* **WHAT TO PRODUCE**
Transcribe these lines word for word.

* **PROVIDED ENTRIES**
☆ ☆ ☆ ☆
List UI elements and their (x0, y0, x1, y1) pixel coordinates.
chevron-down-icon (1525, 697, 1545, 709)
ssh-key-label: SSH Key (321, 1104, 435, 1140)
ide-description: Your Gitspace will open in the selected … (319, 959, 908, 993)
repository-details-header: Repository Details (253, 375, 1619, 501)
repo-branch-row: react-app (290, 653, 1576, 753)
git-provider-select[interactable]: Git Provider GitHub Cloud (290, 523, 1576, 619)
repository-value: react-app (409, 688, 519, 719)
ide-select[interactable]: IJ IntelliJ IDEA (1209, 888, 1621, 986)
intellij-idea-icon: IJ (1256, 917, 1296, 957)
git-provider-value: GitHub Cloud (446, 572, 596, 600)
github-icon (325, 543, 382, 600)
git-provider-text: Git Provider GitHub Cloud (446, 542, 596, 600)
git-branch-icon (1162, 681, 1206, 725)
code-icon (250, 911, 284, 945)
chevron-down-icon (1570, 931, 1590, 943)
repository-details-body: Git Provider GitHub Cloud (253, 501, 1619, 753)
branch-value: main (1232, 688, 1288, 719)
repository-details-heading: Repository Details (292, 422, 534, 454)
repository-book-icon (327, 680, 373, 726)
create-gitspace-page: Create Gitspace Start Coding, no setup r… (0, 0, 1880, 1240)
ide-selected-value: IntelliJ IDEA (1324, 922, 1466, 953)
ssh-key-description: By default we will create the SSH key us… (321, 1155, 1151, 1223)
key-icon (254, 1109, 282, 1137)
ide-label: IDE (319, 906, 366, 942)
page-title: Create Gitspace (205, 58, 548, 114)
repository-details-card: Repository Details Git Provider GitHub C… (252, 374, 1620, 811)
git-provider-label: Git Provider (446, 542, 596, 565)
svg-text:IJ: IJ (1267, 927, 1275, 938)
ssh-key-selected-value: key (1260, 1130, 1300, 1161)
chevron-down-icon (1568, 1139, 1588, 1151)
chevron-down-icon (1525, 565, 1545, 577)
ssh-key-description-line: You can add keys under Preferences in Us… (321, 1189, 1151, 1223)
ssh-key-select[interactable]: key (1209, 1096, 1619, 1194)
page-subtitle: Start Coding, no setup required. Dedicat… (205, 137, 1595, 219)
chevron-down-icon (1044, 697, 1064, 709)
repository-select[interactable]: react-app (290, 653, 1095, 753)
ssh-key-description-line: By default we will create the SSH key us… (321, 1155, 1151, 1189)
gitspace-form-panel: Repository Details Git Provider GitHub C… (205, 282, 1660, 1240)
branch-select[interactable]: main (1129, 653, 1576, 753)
☆ ☆ ☆ ☆
* **TASK SOLUTION**
List UI elements and their (x0, y0, x1, y1) pixel coordinates.
chevron-down-icon (1525, 697, 1545, 709)
ssh-key-label: SSH Key (321, 1104, 435, 1140)
ide-description: Your Gitspace will open in the selected … (319, 959, 908, 993)
repository-details-header: Repository Details (253, 375, 1619, 501)
repo-branch-row: react-app (290, 653, 1576, 753)
git-provider-select[interactable]: Git Provider GitHub Cloud (290, 523, 1576, 619)
repository-value: react-app (409, 688, 519, 719)
ide-select[interactable]: IJ IntelliJ IDEA (1209, 888, 1621, 986)
intellij-idea-icon: IJ (1256, 917, 1296, 957)
git-provider-value: GitHub Cloud (446, 572, 596, 600)
github-icon (325, 543, 382, 600)
git-provider-text: Git Provider GitHub Cloud (446, 542, 596, 600)
git-branch-icon (1162, 681, 1206, 725)
code-icon (250, 911, 284, 945)
chevron-down-icon (1570, 931, 1590, 943)
repository-details-body: Git Provider GitHub Cloud (253, 501, 1619, 753)
branch-value: main (1232, 688, 1288, 719)
repository-details-heading: Repository Details (292, 422, 534, 454)
repository-book-icon (327, 680, 373, 726)
create-gitspace-page: Create Gitspace Start Coding, no setup r… (0, 0, 1880, 1240)
ide-selected-value: IntelliJ IDEA (1324, 922, 1466, 953)
ssh-key-description: By default we will create the SSH key us… (321, 1155, 1151, 1223)
key-icon (254, 1109, 282, 1137)
ide-label: IDE (319, 906, 366, 942)
page-title: Create Gitspace (205, 58, 548, 114)
repository-details-card: Repository Details Git Provider GitHub C… (252, 374, 1620, 811)
git-provider-label: Git Provider (446, 542, 596, 565)
svg-text:IJ: IJ (1267, 927, 1275, 938)
ssh-key-selected-value: key (1260, 1130, 1300, 1161)
chevron-down-icon (1568, 1139, 1588, 1151)
chevron-down-icon (1525, 565, 1545, 577)
ssh-key-description-line: You can add keys under Preferences in Us… (321, 1189, 1151, 1223)
ssh-key-select[interactable]: key (1209, 1096, 1619, 1194)
page-subtitle: Start Coding, no setup required. Dedicat… (205, 137, 1595, 219)
chevron-down-icon (1044, 697, 1064, 709)
repository-select[interactable]: react-app (290, 653, 1095, 753)
ssh-key-description-line: By default we will create the SSH key us… (321, 1155, 1151, 1189)
gitspace-form-panel: Repository Details Git Provider GitHub C… (205, 282, 1660, 1240)
branch-select[interactable]: main (1129, 653, 1576, 753)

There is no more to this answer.